▶ LISTED ENTRIES:

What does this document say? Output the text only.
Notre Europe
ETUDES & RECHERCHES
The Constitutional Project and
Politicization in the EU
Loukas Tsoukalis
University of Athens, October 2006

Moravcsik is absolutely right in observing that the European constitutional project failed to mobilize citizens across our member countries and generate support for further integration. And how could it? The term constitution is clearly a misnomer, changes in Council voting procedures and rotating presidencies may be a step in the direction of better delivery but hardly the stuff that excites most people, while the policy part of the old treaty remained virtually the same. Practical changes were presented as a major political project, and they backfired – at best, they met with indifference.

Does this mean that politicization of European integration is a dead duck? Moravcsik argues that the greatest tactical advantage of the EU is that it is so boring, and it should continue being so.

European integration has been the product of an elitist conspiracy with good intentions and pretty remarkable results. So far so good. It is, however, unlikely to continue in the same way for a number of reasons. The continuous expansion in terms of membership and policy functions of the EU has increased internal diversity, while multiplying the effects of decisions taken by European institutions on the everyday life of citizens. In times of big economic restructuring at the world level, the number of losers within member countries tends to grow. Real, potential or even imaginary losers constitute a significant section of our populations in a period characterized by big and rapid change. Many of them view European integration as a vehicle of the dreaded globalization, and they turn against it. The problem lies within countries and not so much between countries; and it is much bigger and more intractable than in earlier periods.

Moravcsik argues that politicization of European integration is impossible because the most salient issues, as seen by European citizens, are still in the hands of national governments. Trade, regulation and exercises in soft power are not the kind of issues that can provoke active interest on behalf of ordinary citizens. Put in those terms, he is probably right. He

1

▶ DIRECTIVE:
Give only the number of lines in the data that hold the word "argues".

▶ EXERCISE RESULT:
2